— WHAT YOU NEED TO DO —
Exact reproduction of the data is required, with images excluded.

● ● ● ● ●

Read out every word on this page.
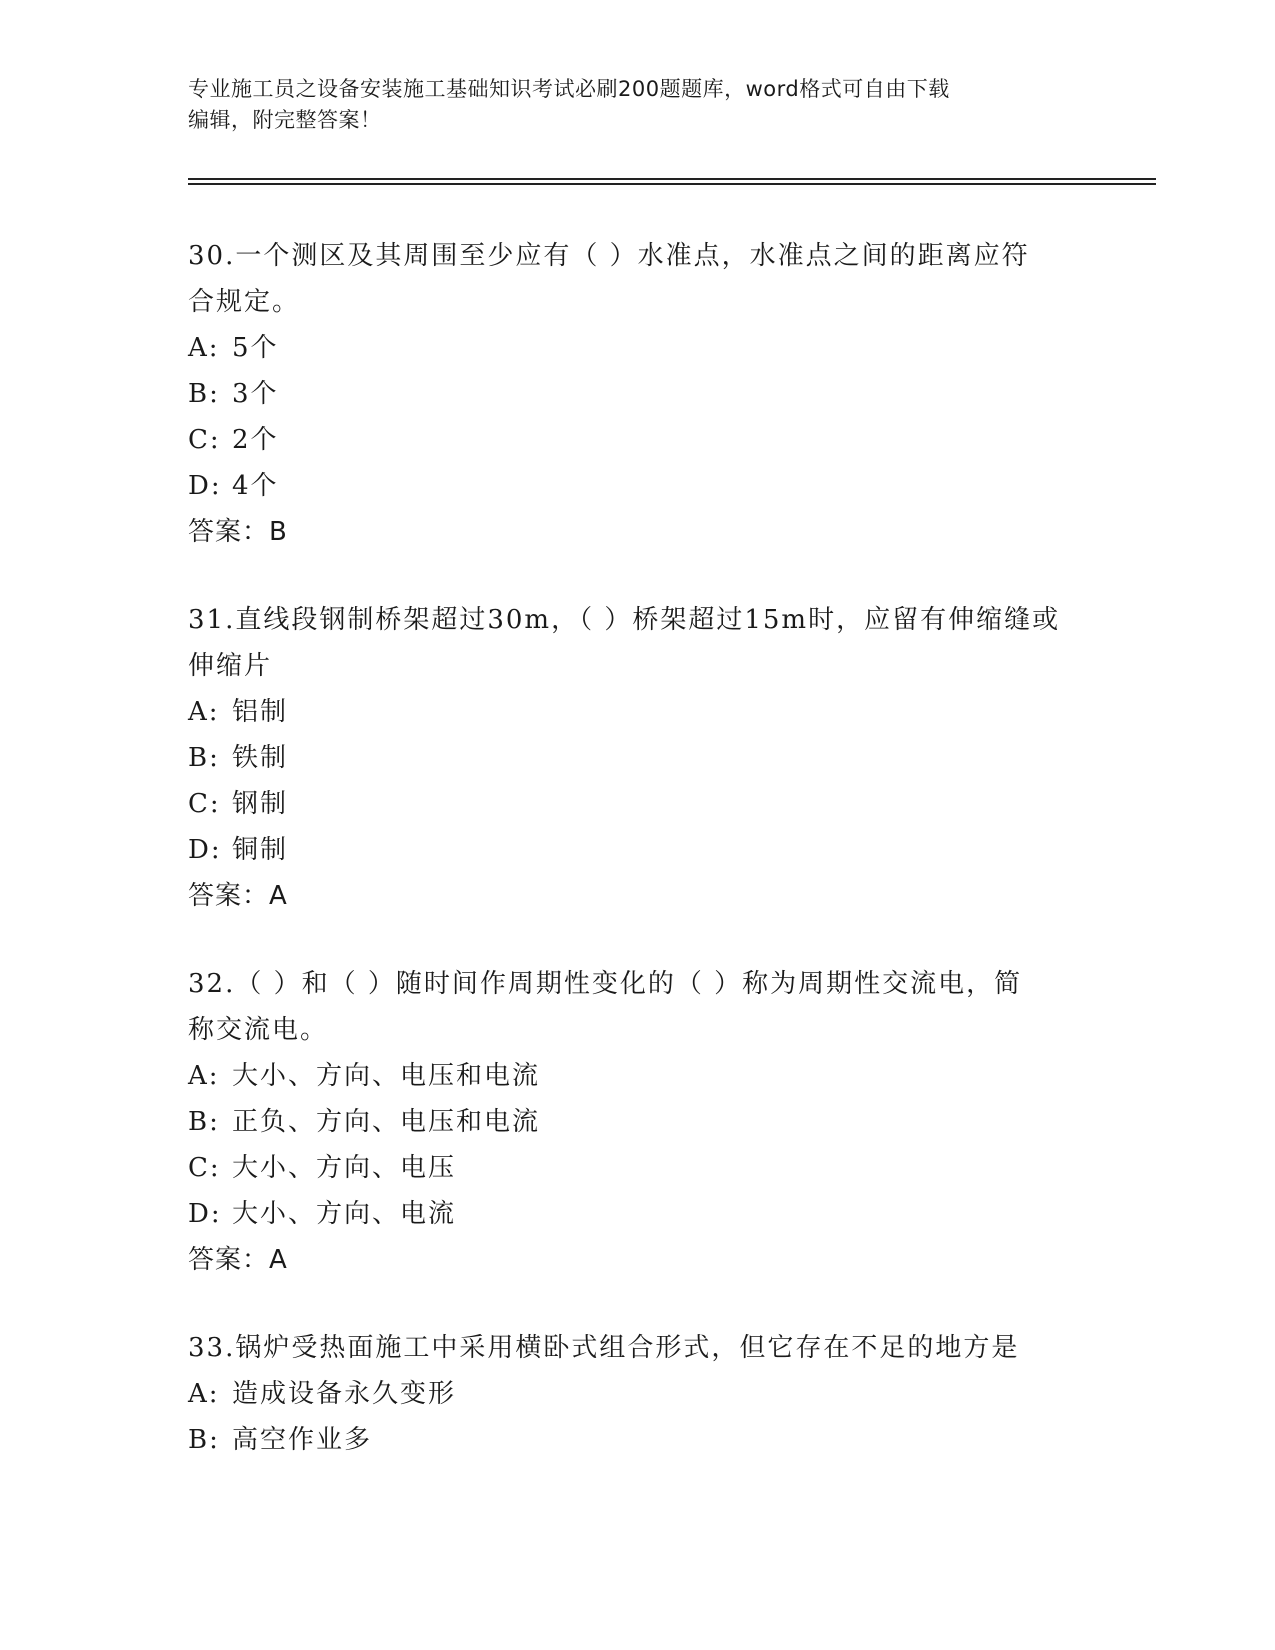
专业施工员之设备安装施工基础知识考试必刷200题题库，word格式可自由下载
编辑，附完整答案！
30.一个测区及其周围至少应有（ ）水准点，水准点之间的距离应符
合规定。
A: 5个
B: 3个
C: 2个
D: 4个
答案：B
31.直线段钢制桥架超过30m，（ ）桥架超过15m时，应留有伸缩缝或
伸缩片
A: 铝制
B: 铁制
C: 钢制
D: 铜制
答案：A
32.（ ）和（ ）随时间作周期性变化的（ ）称为周期性交流电，简
称交流电。
A: 大小、方向、电压和电流
B: 正负、方向、电压和电流
C: 大小、方向、电压
D: 大小、方向、电流
答案：A
33.锅炉受热面施工中采用横卧式组合形式，但它存在不足的地方是
A: 造成设备永久变形
B: 高空作业多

● ● ● ● ●

— CORRECT RESULT —
Read out every word on this page.
专业施工员之设备安装施工基础知识考试必刷200题题库，word格式可自由下载
编辑，附完整答案！
30.一个测区及其周围至少应有（ ）水准点，水准点之间的距离应符
合规定。
A: 5个
B: 3个
C: 2个
D: 4个
答案：B
31.直线段钢制桥架超过30m，（ ）桥架超过15m时，应留有伸缩缝或
伸缩片
A: 铝制
B: 铁制
C: 钢制
D: 铜制
答案：A
32.（ ）和（ ）随时间作周期性变化的（ ）称为周期性交流电，简
称交流电。
A: 大小、方向、电压和电流
B: 正负、方向、电压和电流
C: 大小、方向、电压
D: 大小、方向、电流
答案：A
33.锅炉受热面施工中采用横卧式组合形式，但它存在不足的地方是
A: 造成设备永久变形
B: 高空作业多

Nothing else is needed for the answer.